(Dataset records)
# # #

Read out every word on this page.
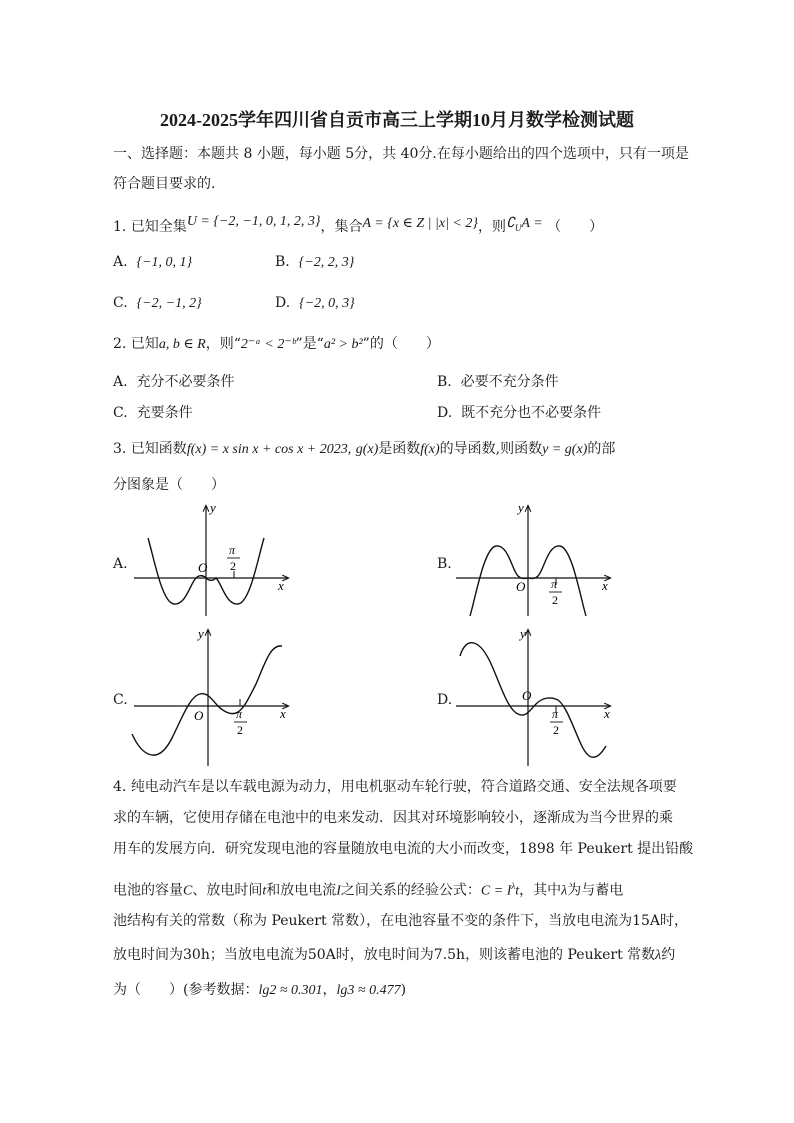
2024-2025学年四川省自贡市高三上学期10月月数学检测试题
一、选择题：本题共 8 小题，每小题 5分，共 40分.在每小题给出的四个选项中，只有一项是
符合题目要求的.
1. 已知全集U = {−2, −1, 0, 1, 2, 3}，集合A = {x ∈ Z | |x| < 2}，则∁UA = （　　）
A. {−1, 0, 1}	B. {−2, 2, 3}
C. {−2, −1, 2}	D. {−2, 0, 3}
2. 已知a, b ∈ R，则“2⁻ᵃ < 2⁻ᵇ”是“a² > b²”的（　　）
A. 充分不必要条件	B. 必要不充分条件
C. 充要条件	D. 既不充分也不必要条件
3. 已知函数f(x) = x sin x + cos x + 2023, g(x)是函数f(x)的导函数,则函数y = g(x)的部
分图象是（　　）
A.	B.
C.	D.
O
y
x
π
2
O
y
x
π
2
O
y
x
π
2
O
y
x
π
2
4. 纯电动汽车是以车载电源为动力，用电机驱动车轮行驶，符合道路交通、安全法规各项要
求的车辆，它使用存储在电池中的电来发动．因其对环境影响较小，逐渐成为当今世界的乘
用车的发展方向．研究发现电池的容量随放电电流的大小而改变，1898 年 Peukert 提出铅酸
电池的容量C、放电时间t和放电电流I之间关系的经验公式：$C = I^\lambda t$，其中λ为与蓄电
池结构有关的常数（称为 Peukert 常数），在电池容量不变的条件下，当放电电流为15A时，
放电时间为30h；当放电电流为50A时，放电时间为7.5h，则该蓄电池的 Peukert 常数λ约
为（　　）(参考数据：lg2 ≈ 0.301，lg3 ≈ 0.477)
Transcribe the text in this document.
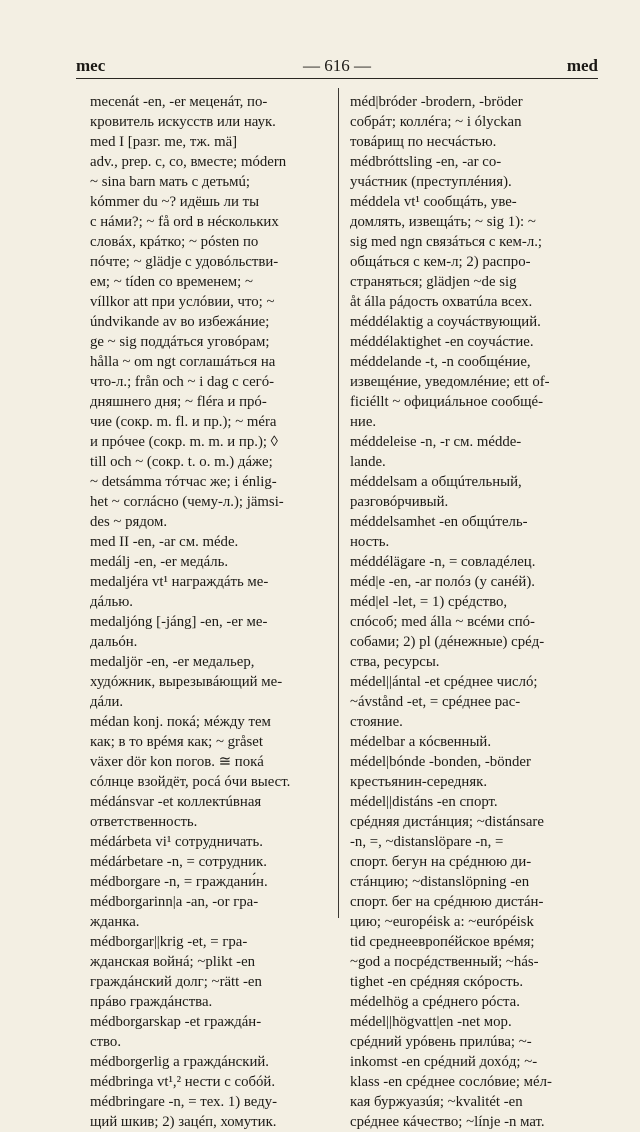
mec	— 616 —	med
mecenát -en, -er меценáт, по-
кровитель искусств или наук.
med I [разг. me, тж. mä]
adv., prep. с, со, вместе; módern
~ sina barn мать с детьмú;
kómmer du ~? идёшь ли ты
с нáми?; ~ få ord в нéскольких
словáх, крáтко; ~ pósten по
пóчте; ~ glädje с удовóльстви-
ем; ~ tíden со временем; ~
víllkor att при услóвии, что; ~
úndvikande av во избежáние;
ge ~ sig поддáться уговóрам;
hålla ~ om ngt соглашáться на
что-л.; från och ~ i dag с сегó-
дняшнего дня; ~ fléra и прó-
чие (сокр. m. fl. и пр.); ~ méra
и прóчее (сокр. m. m. и пр.); ◊
till och ~ (сокр. t. o. m.) дáже;
~ detsámma тóтчас же; i énlig-
het ~ соглáсно (чему-л.); jämsi-
des ~ рядом.
med II -en, -ar см. méde.
medálj -en, -er медáль.
medaljéra vt¹ награждáть ме-
дáлью.
medaljóng [-jáng] -en, -er ме-
дальóн.
medaljör -en, -er медальер,
худóжник, вырезывáющий ме-
дáли.
médan konj. покá; мéжду тем
как; в то врéмя как; ~ gråset
växer dör kon погов. ≅ покá
сóлнце взойдёт, росá óчи выест.
médánsvar -et коллектúвная
ответственность.
médárbeta vi¹ сотрудничать.
médárbetare -n, = сотрудник.
médborgare -n, = граждани́н.
médborgarinn|a -an, -or гра-
жданка.
médborgar||krig -et, = гра-
жданская войнá; ~plikt -en
граждáнский долг; ~rätt -en
прáво граждáнства.
médborgarskap -et граждáн-
ство.
médborgerlig a граждáнский.
médbringa vt¹,² нести с собóй.
médbringare -n, = тех. 1) веду-
щий шкив; 2) зацéп, хомутик.
méd|bróder -brodern, -bröder
собрáт; коллéга; ~ i ólyckan
товáрищ по несчáстью.
médbróttsling -en, -ar со-
учáстник (преступлéния).
méddela vt¹ сообщáть, уве-
домлять, извещáть; ~ sig 1): ~
sig med ngn связáться с кем-л.;
общáться с кем-л; 2) распро-
страняться; glädjen ~de sig
åt álla рáдость охватúла всех.
méddélaktig a соучáствующий.
méddélaktighet -en соучáстие.
méddelande -t, -n сообщéние,
извещéние, уведомлéние; ett of-
ficiéllt ~ официáльное сообщé-
ние.
méddeleise -n, -r см. médde-
lande.
méddelsam a общúтельный,
разговóрчивый.
méddelsamhet -en общúтель-
ность.
méddélägare -n, = совладéлец.
méd|e -en, -ar полóз (у санéй).
méd|el -let, = 1) срéдство,
спóсоб; med álla ~ всéми спó-
собами; 2) pl (дéнежные) срéд-
ства, ресурсы.
médel||ántal -et срéднее числó;
~ávstånd -et, = срéднее рас-
стояние.
médelbar a кóсвенный.
médel|bónde -bonden, -bönder
крестьянин-середняк.
médel||distáns -en спорт.
срéдняя дистáнция; ~distánsare
-n, =, ~distanslöpare -n, =
спорт. бегун на срéднюю ди-
стáнцию; ~distanslöpning -en
спорт. бег на срéднюю дистáн-
цию; ~européisk a: ~európéisk
tid среднеевропéйское врéмя;
~god a посрéдственный; ~hás-
tighet -en срéдняя скóрость.
médelhög a срéднего рóста.
médel||högvatt|en -net мор.
срéдний урóвень прилúва; ~-
inkomst -en срéдний дохóд; ~-
klass -en срéднее сослóвие; мéл-
кая буржуазúя; ~kvalitét -en
срéднее кáчество; ~línje -n мат.
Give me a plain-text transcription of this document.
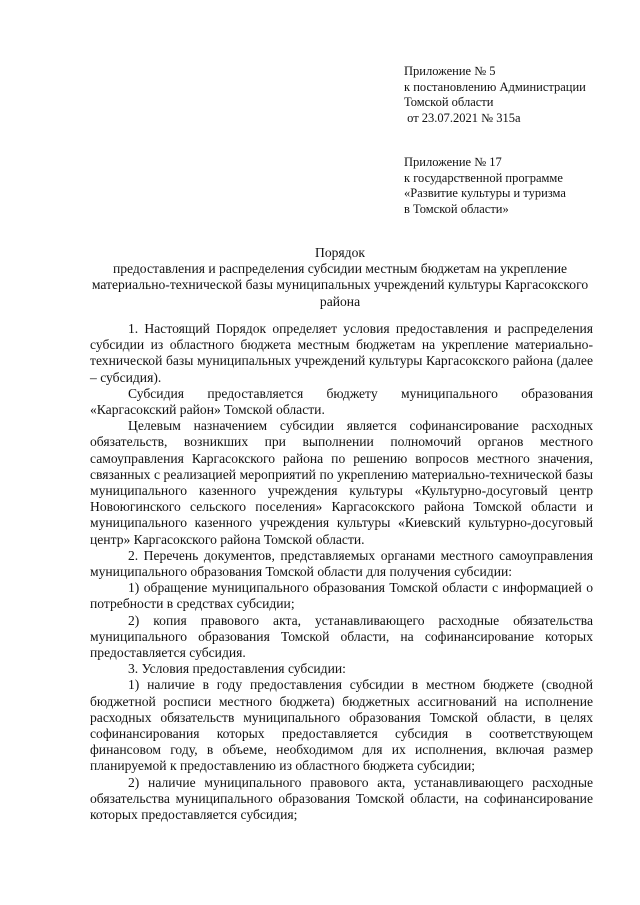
Приложение № 5
к постановлению Администрации
Томской области
от 23.07.2021 № 315а
Приложение № 17
к государственной программе
«Развитие культуры и туризма
в Томской области»
Порядок
предоставления и распределения субсидии местным бюджетам на укрепление материально-технической базы муниципальных учреждений культуры Каргасокского района

1. Настоящий Порядок определяет условия предоставления и распределения субсидии из областного бюджета местным бюджетам на укрепление материально-технической базы муниципальных учреждений культуры Каргасокского района (далее – субсидия).

Субсидия предоставляется бюджету муниципального образования «Каргасокский район» Томской области.

Целевым назначением субсидии является софинансирование расходных обязательств, возникших при выполнении полномочий органов местного самоуправления Каргасокского района по решению вопросов местного значения, связанных с реализацией мероприятий по укреплению материально-технической базы муниципального казенного учреждения культуры «Культурно-досуговый центр Новоюгинского сельского поселения» Каргасокского района Томской области и муниципального казенного учреждения культуры «Киевский культурно-досуговый центр» Каргасокского района Томской области.

2. Перечень документов, представляемых органами местного самоуправления муниципального образования Томской области для получения субсидии:

1) обращение муниципального образования Томской области с информацией о потребности в средствах субсидии;

2) копия правового акта, устанавливающего расходные обязательства муниципального образования Томской области, на софинансирование которых предоставляется субсидия.

3. Условия предоставления субсидии:

1) наличие в году предоставления субсидии в местном бюджете (сводной бюджетной росписи местного бюджета) бюджетных ассигнований на исполнение расходных обязательств муниципального образования Томской области, в целях софинансирования которых предоставляется субсидия в соответствующем финансовом году, в объеме, необходимом для их исполнения, включая размер планируемой к предоставлению из областного бюджета субсидии;

2) наличие муниципального правового акта, устанавливающего расходные обязательства муниципального образования Томской области, на софинансирование которых предоставляется субсидия;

# # #

◆ WHAT TO DO ◆
Repeat every record above exactly, but leave out any pictures.

◆ ANSWER TO THE PROBLEM ◆
Read out every word on this page.
2024-2025学年四川省自贡市高三上学期10月月数学检测试题
一、选择题：本题共 8 小题，每小题 5分，共 40分.在每小题给出的四个选项中，只有一项是
符合题目要求的.
1. 已知全集U = {−2, −1, 0, 1, 2, 3}，集合A = {x ∈ Z | |x| < 2}，则∁UA = （　　）
A. {−1, 0, 1}	B. {−2, 2, 3}
C. {−2, −1, 2}	D. {−2, 0, 3}
2. 已知a, b ∈ R，则“2⁻ᵃ < 2⁻ᵇ”是“a² > b²”的（　　）
A. 充分不必要条件	B. 必要不充分条件
C. 充要条件	D. 既不充分也不必要条件
3. 已知函数f(x) = x sin x + cos x + 2023, g(x)是函数f(x)的导函数,则函数y = g(x)的部
分图象是（　　）
A.	B.
C.	D.
O
y
x
π
2
O
y
x
π
2
O
y
x
π
2
O
y
x
π
2
4. 纯电动汽车是以车载电源为动力，用电机驱动车轮行驶，符合道路交通、安全法规各项要
求的车辆，它使用存储在电池中的电来发动．因其对环境影响较小，逐渐成为当今世界的乘
用车的发展方向．研究发现电池的容量随放电电流的大小而改变，1898 年 Peukert 提出铅酸
电池的容量C、放电时间t和放电电流I之间关系的经验公式：$C = I^\lambda t$，其中λ为与蓄电
池结构有关的常数（称为 Peukert 常数），在电池容量不变的条件下，当放电电流为15A时，
放电时间为30h；当放电电流为50A时，放电时间为7.5h，则该蓄电池的 Peukert 常数λ约
为（　　）(参考数据：lg2 ≈ 0.301，lg3 ≈ 0.477)
Transcribe the text in this document.
mec	— 616 —	med
mecenát -en, -er меценáт, по-
кровитель искусств или наук.
med I [разг. me, тж. mä]
adv., prep. с, со, вместе; módern
~ sina barn мать с детьмú;
kómmer du ~? идёшь ли ты
с нáми?; ~ få ord в нéскольких
словáх, крáтко; ~ pósten по
пóчте; ~ glädje с удовóльстви-
ем; ~ tíden со временем; ~
víllkor att при услóвии, что; ~
úndvikande av во избежáние;
ge ~ sig поддáться уговóрам;
hålla ~ om ngt соглашáться на
что-л.; från och ~ i dag с сегó-
дняшнего дня; ~ fléra и прó-
чие (сокр. m. fl. и пр.); ~ méra
и прóчее (сокр. m. m. и пр.); ◊
till och ~ (сокр. t. o. m.) дáже;
~ detsámma тóтчас же; i énlig-
het ~ соглáсно (чему-л.); jämsi-
des ~ рядом.
med II -en, -ar см. méde.
medálj -en, -er медáль.
medaljéra vt¹ награждáть ме-
дáлью.
medaljóng [-jáng] -en, -er ме-
дальóн.
medaljör -en, -er медальер,
худóжник, вырезывáющий ме-
дáли.
médan konj. покá; мéжду тем
как; в то врéмя как; ~ gråset
växer dör kon погов. ≅ покá
сóлнце взойдёт, росá óчи выест.
médánsvar -et коллектúвная
ответственность.
médárbeta vi¹ сотрудничать.
médárbetare -n, = сотрудник.
médborgare -n, = граждани́н.
médborgarinn|a -an, -or гра-
жданка.
médborgar||krig -et, = гра-
жданская войнá; ~plikt -en
граждáнский долг; ~rätt -en
прáво граждáнства.
médborgarskap -et граждáн-
ство.
médborgerlig a граждáнский.
médbringa vt¹,² нести с собóй.
médbringare -n, = тех. 1) веду-
щий шкив; 2) зацéп, хомутик.
méd|bróder -brodern, -bröder
собрáт; коллéга; ~ i ólyckan
товáрищ по несчáстью.
médbróttsling -en, -ar со-
учáстник (преступлéния).
méddela vt¹ сообщáть, уве-
домлять, извещáть; ~ sig 1): ~
sig med ngn связáться с кем-л.;
общáться с кем-л; 2) распро-
страняться; glädjen ~de sig
åt álla рáдость охватúла всех.
méddélaktig a соучáствующий.
méddélaktighet -en соучáстие.
méddelande -t, -n сообщéние,
извещéние, уведомлéние; ett of-
ficiéllt ~ официáльное сообщé-
ние.
méddeleise -n, -r см. médde-
lande.
méddelsam a общúтельный,
разговóрчивый.
méddelsamhet -en общúтель-
ность.
méddélägare -n, = совладéлец.
méd|e -en, -ar полóз (у санéй).
méd|el -let, = 1) срéдство,
спóсоб; med álla ~ всéми спó-
собами; 2) pl (дéнежные) срéд-
ства, ресурсы.
médel||ántal -et срéднее числó;
~ávstånd -et, = срéднее рас-
стояние.
médelbar a кóсвенный.
médel|bónde -bonden, -bönder
крестьянин-середняк.
médel||distáns -en спорт.
срéдняя дистáнция; ~distánsare
-n, =, ~distanslöpare -n, =
спорт. бегун на срéднюю ди-
стáнцию; ~distanslöpning -en
спорт. бег на срéднюю дистáн-
цию; ~européisk a: ~európéisk
tid среднеевропéйское врéмя;
~god a посрéдственный; ~hás-
tighet -en срéдняя скóрость.
médelhög a срéднего рóста.
médel||högvatt|en -net мор.
срéдний урóвень прилúва; ~-
inkomst -en срéдний дохóд; ~-
klass -en срéднее сослóвие; мéл-
кая буржуазúя; ~kvalitét -en
срéднее кáчество; ~línje -n мат.
Give me a plain-text transcription of this document.
Приложение № 5
к постановлению Администрации
Томской области
от 23.07.2021 № 315а
Приложение № 17
к государственной программе
«Развитие культуры и туризма
в Томской области»
Порядок
предоставления и распределения субсидии местным бюджетам на укрепление материально-технической базы муниципальных учреждений культуры Каргасокского района

1. Настоящий Порядок определяет условия предоставления и распределения субсидии из областного бюджета местным бюджетам на укрепление материально-технической базы муниципальных учреждений культуры Каргасокского района (далее – субсидия).

Субсидия предоставляется бюджету муниципального образования «Каргасокский район» Томской области.

Целевым назначением субсидии является софинансирование расходных обязательств, возникших при выполнении полномочий органов местного самоуправления Каргасокского района по решению вопросов местного значения, связанных с реализацией мероприятий по укреплению материально-технической базы муниципального казенного учреждения культуры «Культурно-досуговый центр Новоюгинского сельского поселения» Каргасокского района Томской области и муниципального казенного учреждения культуры «Киевский культурно-досуговый центр» Каргасокского района Томской области.

2. Перечень документов, представляемых органами местного самоуправления муниципального образования Томской области для получения субсидии:

1) обращение муниципального образования Томской области с информацией о потребности в средствах субсидии;

2) копия правового акта, устанавливающего расходные обязательства муниципального образования Томской области, на софинансирование которых предоставляется субсидия.

3. Условия предоставления субсидии:

1) наличие в году предоставления субсидии в местном бюджете (сводной бюджетной росписи местного бюджета) бюджетных ассигнований на исполнение расходных обязательств муниципального образования Томской области, в целях софинансирования которых предоставляется субсидия в соответствующем финансовом году, в объеме, необходимом для их исполнения, включая размер планируемой к предоставлению из областного бюджета субсидии;

2) наличие муниципального правового акта, устанавливающего расходные обязательства муниципального образования Томской области, на софинансирование которых предоставляется субсидия;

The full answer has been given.